# Start of Supplied records

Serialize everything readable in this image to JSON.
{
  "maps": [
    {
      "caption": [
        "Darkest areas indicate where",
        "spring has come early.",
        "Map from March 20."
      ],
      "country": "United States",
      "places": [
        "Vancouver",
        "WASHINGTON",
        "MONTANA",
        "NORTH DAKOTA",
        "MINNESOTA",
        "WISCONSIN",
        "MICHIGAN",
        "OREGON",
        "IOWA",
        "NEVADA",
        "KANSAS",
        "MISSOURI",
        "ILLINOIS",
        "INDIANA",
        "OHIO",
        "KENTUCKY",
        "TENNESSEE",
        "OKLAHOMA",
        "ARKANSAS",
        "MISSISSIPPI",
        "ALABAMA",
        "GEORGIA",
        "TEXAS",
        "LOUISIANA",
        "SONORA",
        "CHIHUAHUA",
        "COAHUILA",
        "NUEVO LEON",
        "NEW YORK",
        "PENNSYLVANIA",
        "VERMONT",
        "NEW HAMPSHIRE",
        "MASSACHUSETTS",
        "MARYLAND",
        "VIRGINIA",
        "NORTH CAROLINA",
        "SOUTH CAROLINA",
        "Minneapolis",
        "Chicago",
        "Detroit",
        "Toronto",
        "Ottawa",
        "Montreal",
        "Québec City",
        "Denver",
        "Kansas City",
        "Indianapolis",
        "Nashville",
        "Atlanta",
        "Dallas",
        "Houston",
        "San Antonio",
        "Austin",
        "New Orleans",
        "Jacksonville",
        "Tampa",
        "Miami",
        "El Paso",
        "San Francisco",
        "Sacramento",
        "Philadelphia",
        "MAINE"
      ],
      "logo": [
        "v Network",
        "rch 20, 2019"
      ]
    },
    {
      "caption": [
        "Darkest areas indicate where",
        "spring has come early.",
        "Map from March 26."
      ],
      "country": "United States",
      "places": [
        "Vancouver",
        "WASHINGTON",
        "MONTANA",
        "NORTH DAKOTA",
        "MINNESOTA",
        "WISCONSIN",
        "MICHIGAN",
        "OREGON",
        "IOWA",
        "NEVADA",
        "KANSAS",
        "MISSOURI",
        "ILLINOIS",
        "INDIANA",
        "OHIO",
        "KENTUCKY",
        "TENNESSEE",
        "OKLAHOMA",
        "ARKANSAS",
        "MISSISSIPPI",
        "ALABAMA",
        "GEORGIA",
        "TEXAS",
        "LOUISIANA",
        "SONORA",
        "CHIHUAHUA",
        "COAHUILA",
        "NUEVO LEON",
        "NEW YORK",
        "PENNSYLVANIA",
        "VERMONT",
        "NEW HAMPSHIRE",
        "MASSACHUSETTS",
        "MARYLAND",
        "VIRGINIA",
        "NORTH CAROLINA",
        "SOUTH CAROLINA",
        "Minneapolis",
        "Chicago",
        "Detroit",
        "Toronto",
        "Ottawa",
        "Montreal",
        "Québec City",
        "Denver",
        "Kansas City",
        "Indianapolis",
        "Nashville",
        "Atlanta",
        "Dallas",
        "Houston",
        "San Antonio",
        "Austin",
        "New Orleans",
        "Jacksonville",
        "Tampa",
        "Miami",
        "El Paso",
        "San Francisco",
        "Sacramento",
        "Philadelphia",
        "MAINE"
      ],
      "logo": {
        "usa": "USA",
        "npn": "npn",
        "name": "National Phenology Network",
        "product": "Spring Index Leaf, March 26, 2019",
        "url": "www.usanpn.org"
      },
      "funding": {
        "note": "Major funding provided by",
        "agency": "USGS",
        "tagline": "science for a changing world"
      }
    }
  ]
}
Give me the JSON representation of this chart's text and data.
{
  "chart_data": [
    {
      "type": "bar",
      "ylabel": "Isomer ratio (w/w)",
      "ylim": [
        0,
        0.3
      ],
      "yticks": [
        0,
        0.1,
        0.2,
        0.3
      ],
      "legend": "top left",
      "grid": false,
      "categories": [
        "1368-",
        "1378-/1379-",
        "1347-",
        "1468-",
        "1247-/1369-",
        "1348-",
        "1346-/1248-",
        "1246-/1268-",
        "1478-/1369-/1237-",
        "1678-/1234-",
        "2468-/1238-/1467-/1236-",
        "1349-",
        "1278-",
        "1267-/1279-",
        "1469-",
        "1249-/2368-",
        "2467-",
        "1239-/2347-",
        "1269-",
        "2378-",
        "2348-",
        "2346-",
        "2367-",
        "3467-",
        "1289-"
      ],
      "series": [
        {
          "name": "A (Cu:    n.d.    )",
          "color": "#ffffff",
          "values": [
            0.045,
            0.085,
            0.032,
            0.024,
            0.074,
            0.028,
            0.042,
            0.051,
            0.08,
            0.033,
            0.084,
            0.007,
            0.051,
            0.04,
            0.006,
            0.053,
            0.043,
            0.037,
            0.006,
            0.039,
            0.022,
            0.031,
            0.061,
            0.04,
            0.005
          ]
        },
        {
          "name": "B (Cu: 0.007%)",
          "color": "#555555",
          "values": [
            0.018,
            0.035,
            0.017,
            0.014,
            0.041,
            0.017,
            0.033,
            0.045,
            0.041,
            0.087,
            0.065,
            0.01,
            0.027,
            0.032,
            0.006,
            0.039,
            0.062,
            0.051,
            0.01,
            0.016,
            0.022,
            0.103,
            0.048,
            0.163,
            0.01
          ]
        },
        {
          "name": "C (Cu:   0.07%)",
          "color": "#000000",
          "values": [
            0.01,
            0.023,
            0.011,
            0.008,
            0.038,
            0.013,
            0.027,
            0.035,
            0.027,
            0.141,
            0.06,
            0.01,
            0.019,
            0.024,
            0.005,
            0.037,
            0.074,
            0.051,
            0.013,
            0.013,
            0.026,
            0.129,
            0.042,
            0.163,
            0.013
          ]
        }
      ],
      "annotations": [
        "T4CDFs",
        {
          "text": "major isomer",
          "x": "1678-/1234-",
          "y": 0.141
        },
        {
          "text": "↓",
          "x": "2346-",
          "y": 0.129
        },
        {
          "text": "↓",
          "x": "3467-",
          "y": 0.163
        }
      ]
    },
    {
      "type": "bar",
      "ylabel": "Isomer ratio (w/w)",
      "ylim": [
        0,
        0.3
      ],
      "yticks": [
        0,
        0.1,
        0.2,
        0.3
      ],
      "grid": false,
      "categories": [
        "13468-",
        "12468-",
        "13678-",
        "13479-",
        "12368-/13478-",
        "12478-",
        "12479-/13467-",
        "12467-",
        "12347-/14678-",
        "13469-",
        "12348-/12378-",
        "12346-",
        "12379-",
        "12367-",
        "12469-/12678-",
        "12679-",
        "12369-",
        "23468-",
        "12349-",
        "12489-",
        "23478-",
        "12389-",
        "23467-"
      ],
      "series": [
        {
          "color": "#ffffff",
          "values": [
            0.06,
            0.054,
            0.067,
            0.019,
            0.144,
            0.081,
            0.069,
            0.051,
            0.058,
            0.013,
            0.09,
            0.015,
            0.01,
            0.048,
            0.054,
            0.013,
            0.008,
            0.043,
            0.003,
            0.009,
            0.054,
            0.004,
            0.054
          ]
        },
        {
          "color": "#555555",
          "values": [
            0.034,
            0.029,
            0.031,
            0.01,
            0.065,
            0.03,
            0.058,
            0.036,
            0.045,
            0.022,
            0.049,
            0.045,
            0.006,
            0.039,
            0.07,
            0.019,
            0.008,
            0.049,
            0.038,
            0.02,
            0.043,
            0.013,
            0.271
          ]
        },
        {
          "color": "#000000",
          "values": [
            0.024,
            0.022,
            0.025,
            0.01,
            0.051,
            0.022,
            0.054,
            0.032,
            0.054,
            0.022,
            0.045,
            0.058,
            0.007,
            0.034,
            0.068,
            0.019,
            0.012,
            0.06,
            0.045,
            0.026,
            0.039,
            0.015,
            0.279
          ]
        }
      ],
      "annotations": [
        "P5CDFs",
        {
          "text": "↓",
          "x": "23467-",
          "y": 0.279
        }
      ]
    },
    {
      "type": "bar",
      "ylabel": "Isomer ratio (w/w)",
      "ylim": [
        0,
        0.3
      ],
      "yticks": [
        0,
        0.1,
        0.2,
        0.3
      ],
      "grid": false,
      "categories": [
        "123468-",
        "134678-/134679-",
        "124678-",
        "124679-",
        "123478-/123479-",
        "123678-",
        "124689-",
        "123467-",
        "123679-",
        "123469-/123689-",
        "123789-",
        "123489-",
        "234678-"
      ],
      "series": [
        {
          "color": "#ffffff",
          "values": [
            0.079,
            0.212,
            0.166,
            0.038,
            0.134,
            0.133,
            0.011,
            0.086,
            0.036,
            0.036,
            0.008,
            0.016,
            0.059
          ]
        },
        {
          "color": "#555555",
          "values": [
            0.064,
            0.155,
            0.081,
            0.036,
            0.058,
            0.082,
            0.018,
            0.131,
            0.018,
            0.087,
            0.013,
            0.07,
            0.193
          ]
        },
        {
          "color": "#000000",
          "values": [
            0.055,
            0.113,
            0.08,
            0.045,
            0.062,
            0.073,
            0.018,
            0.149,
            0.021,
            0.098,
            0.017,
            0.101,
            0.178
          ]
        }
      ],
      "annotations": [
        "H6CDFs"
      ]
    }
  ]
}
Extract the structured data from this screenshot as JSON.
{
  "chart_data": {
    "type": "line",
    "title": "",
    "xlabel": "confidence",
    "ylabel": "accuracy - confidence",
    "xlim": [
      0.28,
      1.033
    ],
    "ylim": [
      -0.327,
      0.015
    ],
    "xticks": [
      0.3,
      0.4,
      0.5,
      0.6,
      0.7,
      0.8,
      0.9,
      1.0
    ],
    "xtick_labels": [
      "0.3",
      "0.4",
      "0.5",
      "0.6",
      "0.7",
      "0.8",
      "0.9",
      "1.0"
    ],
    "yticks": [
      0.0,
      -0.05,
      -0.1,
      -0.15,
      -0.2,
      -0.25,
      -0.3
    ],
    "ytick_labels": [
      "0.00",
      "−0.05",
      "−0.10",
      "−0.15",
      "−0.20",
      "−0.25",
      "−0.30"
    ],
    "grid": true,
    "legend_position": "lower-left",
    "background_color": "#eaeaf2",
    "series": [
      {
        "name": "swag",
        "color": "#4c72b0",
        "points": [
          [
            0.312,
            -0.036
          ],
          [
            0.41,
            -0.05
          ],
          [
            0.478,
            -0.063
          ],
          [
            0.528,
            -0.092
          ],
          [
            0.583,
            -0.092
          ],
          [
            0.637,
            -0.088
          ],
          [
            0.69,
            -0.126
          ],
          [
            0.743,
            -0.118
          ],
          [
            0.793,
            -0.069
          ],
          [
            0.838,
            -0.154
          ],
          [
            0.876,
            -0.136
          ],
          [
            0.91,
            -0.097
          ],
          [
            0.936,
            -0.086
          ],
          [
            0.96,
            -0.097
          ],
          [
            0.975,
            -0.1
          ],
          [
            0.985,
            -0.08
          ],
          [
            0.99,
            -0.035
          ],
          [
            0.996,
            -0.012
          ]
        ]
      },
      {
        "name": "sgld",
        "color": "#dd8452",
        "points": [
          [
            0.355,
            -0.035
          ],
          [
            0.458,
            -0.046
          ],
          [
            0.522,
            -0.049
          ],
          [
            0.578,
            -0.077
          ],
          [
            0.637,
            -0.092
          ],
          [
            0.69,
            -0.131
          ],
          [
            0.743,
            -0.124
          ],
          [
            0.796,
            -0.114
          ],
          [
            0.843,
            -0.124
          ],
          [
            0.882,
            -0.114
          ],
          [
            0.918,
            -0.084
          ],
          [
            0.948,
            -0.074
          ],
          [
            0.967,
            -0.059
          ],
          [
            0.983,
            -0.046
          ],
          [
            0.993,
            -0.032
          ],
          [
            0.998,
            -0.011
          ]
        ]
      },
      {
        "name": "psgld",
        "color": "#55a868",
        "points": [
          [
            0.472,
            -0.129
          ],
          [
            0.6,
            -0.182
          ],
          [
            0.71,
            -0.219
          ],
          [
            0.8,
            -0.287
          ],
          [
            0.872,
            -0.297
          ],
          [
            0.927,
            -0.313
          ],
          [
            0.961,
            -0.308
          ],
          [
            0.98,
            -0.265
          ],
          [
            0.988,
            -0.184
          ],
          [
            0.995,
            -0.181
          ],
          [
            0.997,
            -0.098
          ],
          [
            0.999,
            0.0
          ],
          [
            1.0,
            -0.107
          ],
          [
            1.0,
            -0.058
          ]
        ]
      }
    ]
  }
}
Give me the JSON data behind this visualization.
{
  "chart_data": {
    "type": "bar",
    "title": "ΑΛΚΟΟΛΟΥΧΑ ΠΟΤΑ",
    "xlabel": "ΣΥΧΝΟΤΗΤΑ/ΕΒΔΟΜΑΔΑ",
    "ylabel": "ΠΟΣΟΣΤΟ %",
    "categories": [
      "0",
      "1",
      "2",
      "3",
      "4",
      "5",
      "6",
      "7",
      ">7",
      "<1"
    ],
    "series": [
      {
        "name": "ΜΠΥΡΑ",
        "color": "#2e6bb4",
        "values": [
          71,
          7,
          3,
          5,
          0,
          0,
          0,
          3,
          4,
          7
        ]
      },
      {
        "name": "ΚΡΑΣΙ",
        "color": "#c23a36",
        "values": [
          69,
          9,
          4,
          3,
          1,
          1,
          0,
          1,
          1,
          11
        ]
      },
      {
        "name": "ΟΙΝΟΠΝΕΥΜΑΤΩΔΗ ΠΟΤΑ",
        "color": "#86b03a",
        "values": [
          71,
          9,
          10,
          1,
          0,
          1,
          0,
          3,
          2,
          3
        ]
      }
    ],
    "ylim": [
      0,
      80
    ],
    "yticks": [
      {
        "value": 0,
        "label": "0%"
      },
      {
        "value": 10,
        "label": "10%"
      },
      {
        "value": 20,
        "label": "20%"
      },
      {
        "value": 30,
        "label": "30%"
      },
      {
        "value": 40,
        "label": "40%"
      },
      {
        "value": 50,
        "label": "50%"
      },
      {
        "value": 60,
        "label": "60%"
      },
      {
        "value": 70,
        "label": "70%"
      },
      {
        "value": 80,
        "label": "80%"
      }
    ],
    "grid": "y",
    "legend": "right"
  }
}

# End of Supplied records

**Prompt:**
Work out how many lines of the listing above include "confidence". Answer with the number and nothing more.

**Final answer:**
2